THE TASK
Locate the string "name" in the listing below. Copy every line where it is found.

═══ STORED DATA

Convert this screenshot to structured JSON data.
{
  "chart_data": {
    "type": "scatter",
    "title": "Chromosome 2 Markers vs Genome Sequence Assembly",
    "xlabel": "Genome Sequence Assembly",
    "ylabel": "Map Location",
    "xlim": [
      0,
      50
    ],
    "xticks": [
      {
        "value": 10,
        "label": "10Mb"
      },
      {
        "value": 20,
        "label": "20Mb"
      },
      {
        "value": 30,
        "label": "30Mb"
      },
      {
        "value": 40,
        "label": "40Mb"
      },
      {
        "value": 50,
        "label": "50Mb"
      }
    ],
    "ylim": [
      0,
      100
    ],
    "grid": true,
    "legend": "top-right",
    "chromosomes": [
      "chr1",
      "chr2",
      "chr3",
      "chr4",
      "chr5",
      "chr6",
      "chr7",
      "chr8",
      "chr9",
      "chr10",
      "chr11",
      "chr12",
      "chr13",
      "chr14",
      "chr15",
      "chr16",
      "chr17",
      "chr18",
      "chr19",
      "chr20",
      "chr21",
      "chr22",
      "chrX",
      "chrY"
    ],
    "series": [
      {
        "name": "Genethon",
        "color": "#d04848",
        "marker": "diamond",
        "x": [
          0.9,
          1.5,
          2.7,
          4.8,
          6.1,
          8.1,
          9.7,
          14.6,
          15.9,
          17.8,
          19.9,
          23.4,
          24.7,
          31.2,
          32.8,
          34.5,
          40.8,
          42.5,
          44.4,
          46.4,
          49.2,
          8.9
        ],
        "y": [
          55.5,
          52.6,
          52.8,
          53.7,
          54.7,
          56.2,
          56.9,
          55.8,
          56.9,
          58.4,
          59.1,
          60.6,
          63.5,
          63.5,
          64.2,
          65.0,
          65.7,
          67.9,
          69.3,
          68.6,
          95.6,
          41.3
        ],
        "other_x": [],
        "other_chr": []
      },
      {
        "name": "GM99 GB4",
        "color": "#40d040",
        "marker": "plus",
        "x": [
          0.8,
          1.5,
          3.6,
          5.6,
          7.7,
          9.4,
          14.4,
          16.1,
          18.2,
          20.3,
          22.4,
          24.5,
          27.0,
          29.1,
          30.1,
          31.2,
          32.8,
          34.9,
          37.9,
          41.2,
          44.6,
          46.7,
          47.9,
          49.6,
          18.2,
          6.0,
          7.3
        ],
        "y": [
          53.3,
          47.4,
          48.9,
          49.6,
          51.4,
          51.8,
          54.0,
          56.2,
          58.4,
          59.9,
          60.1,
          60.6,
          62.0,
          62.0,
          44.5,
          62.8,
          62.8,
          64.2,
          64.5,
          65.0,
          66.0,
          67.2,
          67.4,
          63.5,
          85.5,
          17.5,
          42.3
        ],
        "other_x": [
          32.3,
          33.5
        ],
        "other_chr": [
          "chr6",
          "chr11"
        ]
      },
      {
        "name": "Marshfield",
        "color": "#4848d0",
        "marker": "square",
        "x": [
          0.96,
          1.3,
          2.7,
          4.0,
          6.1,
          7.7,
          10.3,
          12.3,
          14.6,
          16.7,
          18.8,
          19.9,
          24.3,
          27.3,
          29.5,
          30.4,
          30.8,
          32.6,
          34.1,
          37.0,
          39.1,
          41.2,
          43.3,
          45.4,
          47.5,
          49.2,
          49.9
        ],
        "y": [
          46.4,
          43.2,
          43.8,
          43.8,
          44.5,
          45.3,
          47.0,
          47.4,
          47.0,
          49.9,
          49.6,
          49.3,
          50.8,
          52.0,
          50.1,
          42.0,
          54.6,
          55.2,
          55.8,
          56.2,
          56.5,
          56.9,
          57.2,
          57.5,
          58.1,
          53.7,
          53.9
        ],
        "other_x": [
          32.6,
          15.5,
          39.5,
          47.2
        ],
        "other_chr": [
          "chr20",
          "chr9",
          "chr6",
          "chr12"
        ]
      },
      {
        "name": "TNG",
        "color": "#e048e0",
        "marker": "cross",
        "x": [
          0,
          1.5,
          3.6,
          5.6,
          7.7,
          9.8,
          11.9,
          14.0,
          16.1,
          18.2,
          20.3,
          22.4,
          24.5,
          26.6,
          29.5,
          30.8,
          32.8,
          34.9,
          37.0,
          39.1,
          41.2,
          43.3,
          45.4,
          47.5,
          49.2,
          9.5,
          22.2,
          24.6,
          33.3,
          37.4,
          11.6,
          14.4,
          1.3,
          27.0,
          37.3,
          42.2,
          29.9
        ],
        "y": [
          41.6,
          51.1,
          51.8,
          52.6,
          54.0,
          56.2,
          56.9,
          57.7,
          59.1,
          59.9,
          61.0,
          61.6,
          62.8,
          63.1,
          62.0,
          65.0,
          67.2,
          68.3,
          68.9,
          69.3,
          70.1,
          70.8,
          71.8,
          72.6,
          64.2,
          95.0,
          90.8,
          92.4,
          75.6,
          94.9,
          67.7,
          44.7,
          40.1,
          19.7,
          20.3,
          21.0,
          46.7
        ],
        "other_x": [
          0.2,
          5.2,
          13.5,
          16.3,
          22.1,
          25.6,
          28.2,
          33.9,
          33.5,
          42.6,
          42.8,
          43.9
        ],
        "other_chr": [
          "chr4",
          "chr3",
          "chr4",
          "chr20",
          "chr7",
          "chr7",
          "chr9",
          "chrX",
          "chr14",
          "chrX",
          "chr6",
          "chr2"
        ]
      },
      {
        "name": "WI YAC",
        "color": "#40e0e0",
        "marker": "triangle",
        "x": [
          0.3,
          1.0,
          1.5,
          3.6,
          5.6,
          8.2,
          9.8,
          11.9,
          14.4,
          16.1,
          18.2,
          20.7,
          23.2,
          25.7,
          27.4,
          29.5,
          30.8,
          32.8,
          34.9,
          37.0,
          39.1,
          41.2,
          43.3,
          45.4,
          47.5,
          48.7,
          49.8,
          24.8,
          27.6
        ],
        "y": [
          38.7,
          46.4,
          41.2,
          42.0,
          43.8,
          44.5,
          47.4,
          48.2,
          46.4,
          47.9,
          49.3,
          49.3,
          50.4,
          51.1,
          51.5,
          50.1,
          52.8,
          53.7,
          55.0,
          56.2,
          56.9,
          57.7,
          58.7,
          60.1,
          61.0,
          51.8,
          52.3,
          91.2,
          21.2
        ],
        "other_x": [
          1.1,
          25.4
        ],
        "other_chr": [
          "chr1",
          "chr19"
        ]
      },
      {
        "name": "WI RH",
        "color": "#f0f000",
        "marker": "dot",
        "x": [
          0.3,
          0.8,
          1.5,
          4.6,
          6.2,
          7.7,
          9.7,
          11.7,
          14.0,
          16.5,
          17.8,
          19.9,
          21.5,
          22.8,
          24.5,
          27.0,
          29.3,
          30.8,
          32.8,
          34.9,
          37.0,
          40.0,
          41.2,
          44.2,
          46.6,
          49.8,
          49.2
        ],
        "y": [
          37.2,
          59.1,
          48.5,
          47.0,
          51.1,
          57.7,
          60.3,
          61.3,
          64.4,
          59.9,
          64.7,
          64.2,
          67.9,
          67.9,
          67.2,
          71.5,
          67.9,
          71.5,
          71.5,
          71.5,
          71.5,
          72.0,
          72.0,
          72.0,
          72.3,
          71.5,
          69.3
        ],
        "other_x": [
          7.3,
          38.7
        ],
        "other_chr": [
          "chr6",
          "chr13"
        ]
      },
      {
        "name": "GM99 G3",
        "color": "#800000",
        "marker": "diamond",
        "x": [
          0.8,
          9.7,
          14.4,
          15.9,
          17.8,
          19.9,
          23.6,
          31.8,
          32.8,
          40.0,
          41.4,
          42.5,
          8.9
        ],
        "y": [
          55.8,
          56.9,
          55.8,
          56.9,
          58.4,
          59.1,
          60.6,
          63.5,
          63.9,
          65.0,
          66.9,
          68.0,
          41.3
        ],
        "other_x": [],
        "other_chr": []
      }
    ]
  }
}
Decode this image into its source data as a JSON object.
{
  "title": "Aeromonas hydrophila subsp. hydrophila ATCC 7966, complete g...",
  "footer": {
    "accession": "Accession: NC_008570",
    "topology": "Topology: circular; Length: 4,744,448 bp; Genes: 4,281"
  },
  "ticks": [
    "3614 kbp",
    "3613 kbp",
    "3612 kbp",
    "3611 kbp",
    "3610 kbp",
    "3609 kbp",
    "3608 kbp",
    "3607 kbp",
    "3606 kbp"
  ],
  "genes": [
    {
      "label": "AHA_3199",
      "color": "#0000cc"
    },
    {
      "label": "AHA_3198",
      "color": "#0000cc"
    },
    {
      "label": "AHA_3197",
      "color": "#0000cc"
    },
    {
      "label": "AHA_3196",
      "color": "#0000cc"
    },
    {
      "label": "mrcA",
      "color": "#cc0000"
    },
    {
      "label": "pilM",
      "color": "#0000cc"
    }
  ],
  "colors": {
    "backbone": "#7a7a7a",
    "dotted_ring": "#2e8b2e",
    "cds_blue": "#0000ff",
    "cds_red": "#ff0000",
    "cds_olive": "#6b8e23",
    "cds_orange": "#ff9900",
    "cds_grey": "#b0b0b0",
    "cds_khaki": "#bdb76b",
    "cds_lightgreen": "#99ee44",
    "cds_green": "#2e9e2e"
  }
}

══════

EXERCISE OUTPUT
        "name": "Genethon",
        "name": "GM99 GB4",
        "name": "Marshfield",
        "name": "TNG",
        "name": "WI YAC",
        "name": "WI RH",
        "name": "GM99 G3",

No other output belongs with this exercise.